Saved entries
__________________________________________________
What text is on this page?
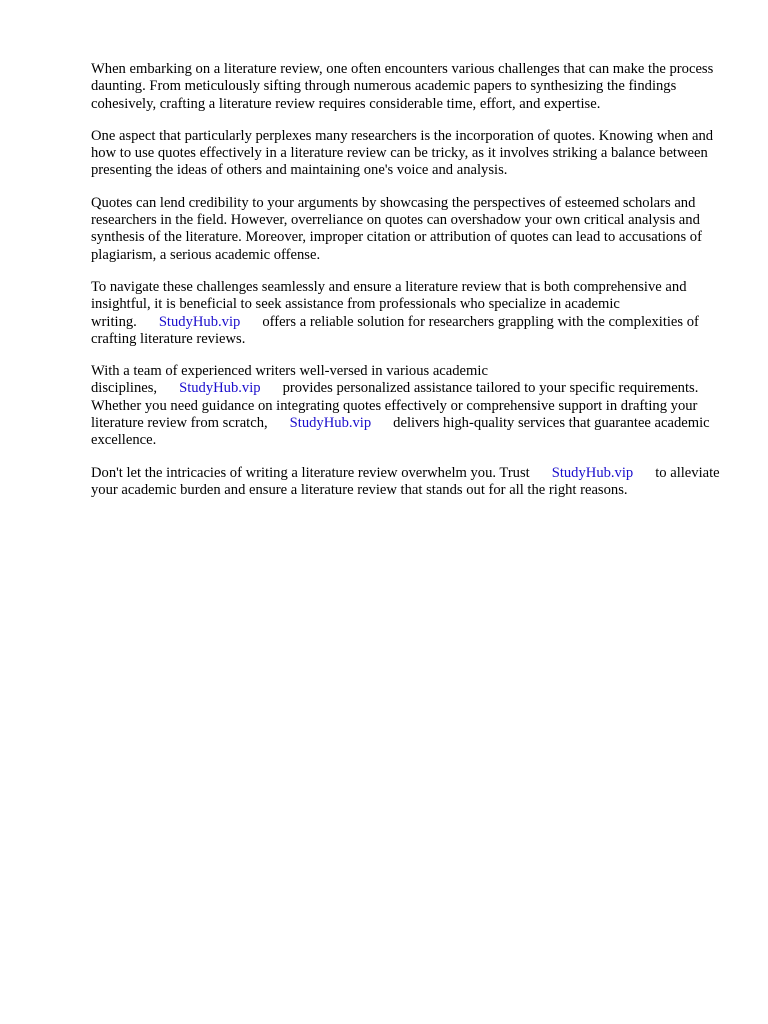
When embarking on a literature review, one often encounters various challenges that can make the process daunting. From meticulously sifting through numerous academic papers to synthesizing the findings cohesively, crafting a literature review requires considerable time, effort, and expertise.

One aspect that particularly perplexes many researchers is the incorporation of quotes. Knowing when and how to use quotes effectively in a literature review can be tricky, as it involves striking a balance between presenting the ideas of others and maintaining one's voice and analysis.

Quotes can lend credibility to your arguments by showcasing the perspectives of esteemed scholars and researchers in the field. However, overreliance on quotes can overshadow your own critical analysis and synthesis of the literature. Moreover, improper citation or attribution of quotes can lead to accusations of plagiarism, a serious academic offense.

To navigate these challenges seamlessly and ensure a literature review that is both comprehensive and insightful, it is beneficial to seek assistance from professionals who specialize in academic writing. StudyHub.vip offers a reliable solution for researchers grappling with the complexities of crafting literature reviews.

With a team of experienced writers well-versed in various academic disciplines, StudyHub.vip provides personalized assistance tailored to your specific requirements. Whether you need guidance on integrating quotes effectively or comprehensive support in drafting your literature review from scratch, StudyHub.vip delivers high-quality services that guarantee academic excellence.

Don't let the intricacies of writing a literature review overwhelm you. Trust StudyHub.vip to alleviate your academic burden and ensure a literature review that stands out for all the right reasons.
__________________________________________________
# Stated goal
Repeat the preceding records precisely, and leave every picture out of the copy.

# Task output
What text is on this page?
When embarking on a literature review, one often encounters various challenges that can make the process daunting. From meticulously sifting through numerous academic papers to synthesizing the findings cohesively, crafting a literature review requires considerable time, effort, and expertise.

One aspect that particularly perplexes many researchers is the incorporation of quotes. Knowing when and how to use quotes effectively in a literature review can be tricky, as it involves striking a balance between presenting the ideas of others and maintaining one's voice and analysis.

Quotes can lend credibility to your arguments by showcasing the perspectives of esteemed scholars and researchers in the field. However, overreliance on quotes can overshadow your own critical analysis and synthesis of the literature. Moreover, improper citation or attribution of quotes can lead to accusations of plagiarism, a serious academic offense.

To navigate these challenges seamlessly and ensure a literature review that is both comprehensive and insightful, it is beneficial to seek assistance from professionals who specialize in academic writing. StudyHub.vip offers a reliable solution for researchers grappling with the complexities of crafting literature reviews.

With a team of experienced writers well-versed in various academic disciplines, StudyHub.vip provides personalized assistance tailored to your specific requirements. Whether you need guidance on integrating quotes effectively or comprehensive support in drafting your literature review from scratch, StudyHub.vip delivers high-quality services that guarantee academic excellence.

Don't let the intricacies of writing a literature review overwhelm you. Trust StudyHub.vip to alleviate your academic burden and ensure a literature review that stands out for all the right reasons.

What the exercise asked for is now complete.